* _SELECTED PASSAGE_:
# Some pics of some of my models



## mr-replica (Sep 25, 2011)

Hi, these are some of my models.


----------



## -Hemi- (May 5, 2014)

NICE! I love the construction equipment, where'd you find those!? I also like that trailer ya got hitched to the (what looks to be) a Chevy pick-up!


----------



## mr-replica (Sep 25, 2011)

-Hemi- said:


> NICE! I love the construction equipment, where'd you find those!? I also like that trailer ya got hitched to the (what looks to be) a Chevy pick-up!


Thanks , that's a Galaxie trailer hooked to a Chevy C3500, MPC. The construction models were stock Ertl kits from the 1980's. This is just a partial amount of my model collection, I have been building models for over 50 years. I have three rooms devoted to models and diecast. I need to get a good digital camera to take pictures of the 1/24th/1/25th town I made. 

Those pics are scanned from photos, and do not include models I have made in the last 20 years. My problem is that I have over extended my resources, and lack the money to buy a digital camera and a better PC. I've spent every penny on model kits. I have about 100 unbuilt model kits still in boxes waiting to be built, but arthritis hinders me a bit now. 

I used to be able to build models on an assembly line, in my basement I have a painting booth I made from scrap lumber and used a bathroom vent to exhaust paint mist. I'd spray as many as 10 a day, let dry while building the chassis and interiors.


----------



## mr-replica (Sep 25, 2011)

I forgot to add, for that Galaxie trailer, it looks much better in person than this photo shows. For the windows, I used Dollar Tree hobby sticks and for the clear windows, clear plastic from diecast boxes I discarded. The curtains are from old Montgomery Wards catalogs. The paint is inexpensive Krylon, then coated with Testors gloscote. It took me a week to make it.


----------



## -Hemi- (May 5, 2014)

-WOW!

I love that trailer on the C3500....thats an AWESOME kit man!


----------

* _RAW DATA_:
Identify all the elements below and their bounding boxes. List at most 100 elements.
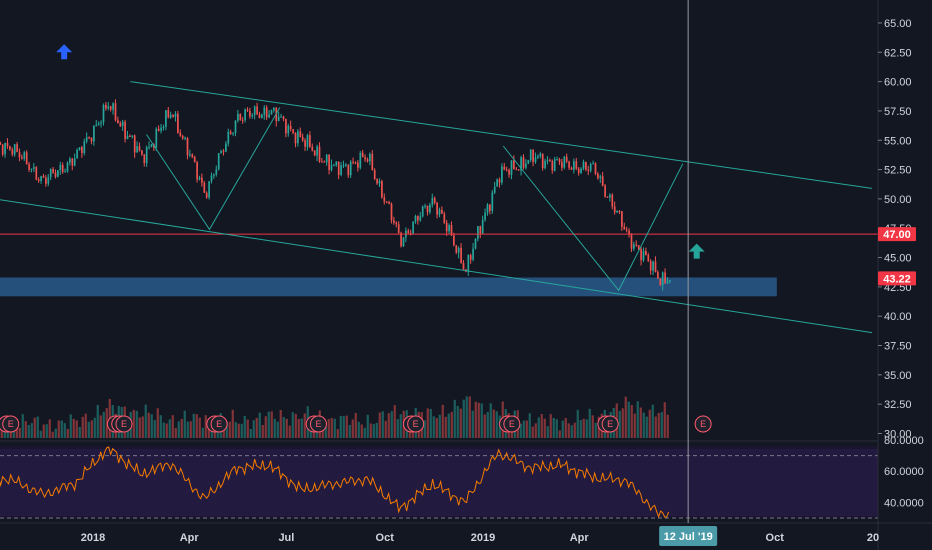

* _CHALLENGES_:
[A] In the model-building thread, answer these, one per line:
(i) What were the construction models built from?
(ii) How long did the Galaxie trailer take to make?
(iii) What did the builder use to exhaust paint mist from the homemade painting booth?
[B] Which materials does the model-building thread name as used to make the Galaxie trailer?

* _SOLUTIONS TO THE PROBLEMS_:
[A]
(i) Stock Ertl kits from the 1980s
(ii) A week
(iii) A bathroom vent

[B]
- Dollar Tree hobby sticks
- Clear plastic from discarded diecast boxes
- Old Montgomery Wards catalogs
- Inexpensive Krylon paint
- Testors gloscote